→ Document text:
>>>>>

RFR: JDK-8149925 We don't need jdk.internal.ref.Cleaner any more
Peter Levart
peter.levart at gmail.com
Tue Apr 5 14:41:26 UTC 2016
Hi Roger,
On 04/04/2016 11:50 PM, Roger Riggs wrote:
> Hi Peter,
>
> Stepping back just a bit.
Right, let's clear up.
>
> The old Cleaner running on the Reference processing thread had a few
> (2) very well controlled
> functions, reference processing and deallocating DirectByteBuffers.
> Maybe we can't do too much
> better than that.
...yes, at the beginning, until it was (re)used for other purposes too,
in: java.lang.ProcessImpl,
java.lang.invoke.MethodHandleNatives.CallSiteContext,
jdk.internal.perf.Perf, sun.nio.ch.IOVecWrapper, sun.nio.fs.NativeBuffer
and sun.java2d.marlin.OffHeapArray.
But those other usages have been converted to use new
java.lang.ref.Cleaner so old cleaner is now back to basics -
DirectByteBuffers. And with that, DirectByteBuffers allocating threads
only help ReferenceHandler thread enqueue References and execute
DirectByteBuffer deallocators, which is an improvement.
But should we keep that status quo? It's nothing wrong with it as it is,
except I think we can do better.

<<<<<

→ Short exercise A: In the records below, set down the lines again without any change, starting with the line that contains "122, 539, 142]" and going on through the line that contains "122, 361, 142]".

Bounding box annotations:
>>>>>

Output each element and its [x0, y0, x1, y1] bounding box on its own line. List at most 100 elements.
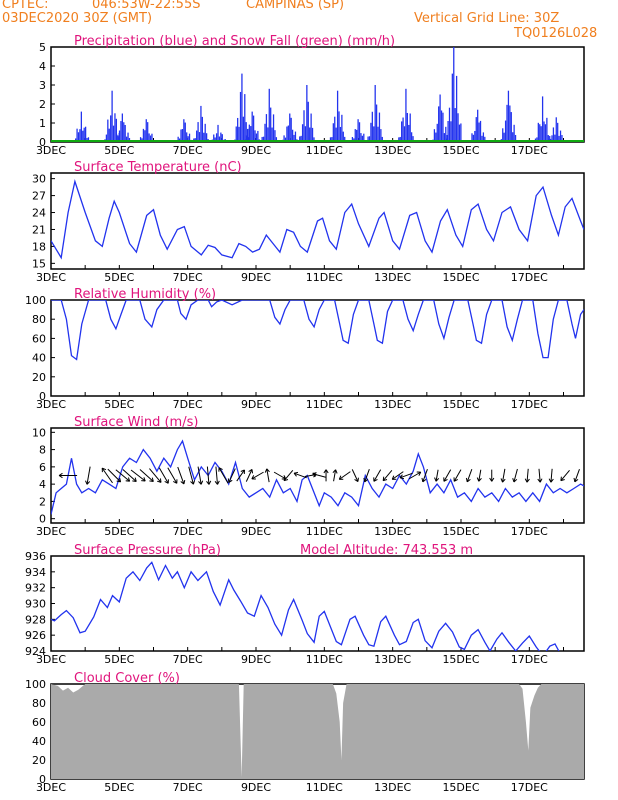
precip-bar	[537, 122, 539, 142]
wind-arrow	[408, 471, 422, 480]
precip-bar	[251, 111, 253, 142]
precip-bar	[507, 90, 510, 142]
precip-bar	[408, 124, 410, 142]
wind-ytick-label: 8	[39, 444, 46, 457]
wind-arrow-head	[489, 477, 493, 482]
wind-xtick-label: 5DEC	[104, 525, 134, 538]
precip-bar	[203, 132, 205, 142]
wind-arrow-shaft	[177, 466, 185, 485]
precip-bar	[114, 113, 116, 142]
temp-xtick-label: 9DEC	[241, 271, 271, 284]
wind-arrow-head	[332, 469, 336, 474]
precip-bar	[358, 122, 361, 142]
precip-bar	[512, 132, 514, 142]
wind-arrow-head	[491, 477, 495, 482]
precip-bar	[454, 108, 456, 142]
precip-bar	[301, 124, 304, 142]
precip-ytick-label: 1	[39, 117, 46, 130]
wind-xtick-label: 9DEC	[241, 525, 271, 538]
precip-bar	[342, 131, 344, 142]
precip-bar	[218, 136, 221, 142]
precip-bar	[107, 119, 109, 142]
wind-arrow-shaft	[304, 473, 317, 478]
wind-arrow-head	[180, 481, 185, 485]
wind-arrow-shaft	[236, 469, 245, 482]
precip-bar	[303, 110, 305, 142]
wind-xtick-label: 13DEC	[374, 525, 411, 538]
wind-arrow-head	[434, 477, 437, 482]
precip-bar	[241, 73, 243, 142]
precip-bar	[267, 127, 269, 142]
precip-bar	[310, 113, 312, 142]
wind-arrow	[197, 466, 204, 485]
precip-xtick-label: 17DEC	[511, 144, 548, 157]
wind-arrow-head	[560, 478, 565, 482]
precip-bar	[356, 129, 358, 142]
precip-bar	[110, 115, 112, 142]
wind-arrow-shaft	[339, 471, 351, 480]
precip-bar	[475, 117, 477, 142]
wind-arrow-head	[312, 473, 316, 478]
wind-arrow	[312, 472, 326, 478]
precip-ytick-label: 2	[39, 98, 46, 111]
wind-arrow-shaft	[351, 469, 359, 482]
precip-bar	[304, 126, 307, 142]
wind-arrow-head	[293, 471, 299, 474]
wind-arrow-shaft	[215, 466, 218, 485]
precip-bar	[148, 133, 150, 142]
wind-arrow-head	[228, 479, 233, 483]
precip-bar	[439, 94, 441, 142]
precip-bar	[235, 126, 237, 142]
wind-arrow-shaft	[130, 469, 146, 482]
precip-bar	[293, 134, 295, 142]
precip-xtick-label: 11DEC	[306, 144, 343, 157]
precip-bar	[220, 132, 222, 142]
precip-bar	[399, 136, 401, 142]
wind-arrow-head	[338, 475, 342, 480]
cloud-xtick-label: 13DEC	[374, 781, 411, 794]
temp-ytick-label: 30	[32, 173, 46, 186]
wind-arrow-shaft	[435, 469, 439, 482]
wind-arrow	[560, 470, 570, 482]
wind-arrow-shaft	[399, 472, 413, 479]
precip-bar	[214, 137, 216, 142]
cloud-xtick-label: 17DEC	[511, 781, 548, 794]
precip-bar	[181, 129, 184, 142]
precip-bar	[299, 136, 301, 142]
precip-bar	[246, 128, 249, 142]
precip-xtick-label: 5DEC	[104, 144, 134, 157]
wind-arrow-head	[251, 469, 254, 474]
precip-bar	[344, 136, 346, 142]
precip-bar	[374, 85, 376, 142]
precip-bar	[213, 134, 215, 142]
pres-panel: 924 926 928 930 932 934 936 3DEC 5DEC 7DEC 9DEC 11D…	[25, 543, 585, 666]
wind-arrow-head	[465, 477, 468, 482]
rh-xtick-label: 17DEC	[511, 398, 548, 411]
precip-bar	[215, 133, 218, 142]
precip-bar	[471, 133, 473, 142]
wind-arrow-head	[134, 477, 137, 482]
precip-bar	[198, 132, 201, 142]
wind-plot	[51, 439, 584, 515]
precip-bar	[377, 126, 379, 142]
rh-ytick-label: 60	[32, 332, 46, 345]
precip-bar	[514, 134, 517, 142]
wind-arrow-head	[382, 476, 385, 481]
precip-bar	[294, 131, 297, 142]
precip-bar	[125, 136, 128, 142]
precip-bar	[338, 111, 340, 142]
precip-bar	[252, 115, 255, 142]
precip-bar	[502, 128, 504, 142]
wind-arrow-shaft	[149, 468, 162, 483]
precip-bar	[447, 121, 449, 142]
precip-bar	[536, 137, 538, 142]
wind-arrow	[101, 467, 113, 484]
wind-arrow-shaft	[550, 468, 553, 483]
precip-bar	[108, 128, 110, 142]
precip-bar	[79, 129, 81, 142]
header-coords: 046:53W-22:55S	[92, 0, 201, 12]
wind-arrow-head	[132, 480, 137, 483]
wind-arrow-head	[391, 475, 395, 480]
wind-arrow-head	[58, 475, 63, 479]
wind-arrow-shaft	[251, 471, 264, 480]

<<<<<

→ Short exercise B: From the mailing-list post about the old Cleaner, extract the passage starting with "RFR: JDK-8149925 We" and going on through "just a bit.", copying it word for word.

→ Correct answer A:
precip-bar	[537, 122, 539, 142]
wind-arrow	[408, 471, 422, 480]
precip-bar	[251, 111, 253, 142]
precip-bar	[507, 90, 510, 142]
precip-bar	[408, 124, 410, 142]
wind-ytick-label: 8	[39, 444, 46, 457]
wind-arrow-head	[489, 477, 493, 482]
wind-xtick-label: 5DEC	[104, 525, 134, 538]
precip-bar	[203, 132, 205, 142]
wind-arrow-shaft	[177, 466, 185, 485]
precip-bar	[114, 113, 116, 142]
temp-xtick-label: 9DEC	[241, 271, 271, 284]
wind-arrow-head	[332, 469, 336, 474]
precip-bar	[358, 122, 361, 142]

→ Correct answer B:
RFR: JDK-8149925 We don't need jdk.internal.ref.Cleaner any more
Peter Levart
peter.levart at gmail.com
Tue Apr 5 14:41:26 UTC 2016
Hi Roger,
On 04/04/2016 11:50 PM, Roger Riggs wrote:
> Hi Peter,
>
> Stepping back just a bit.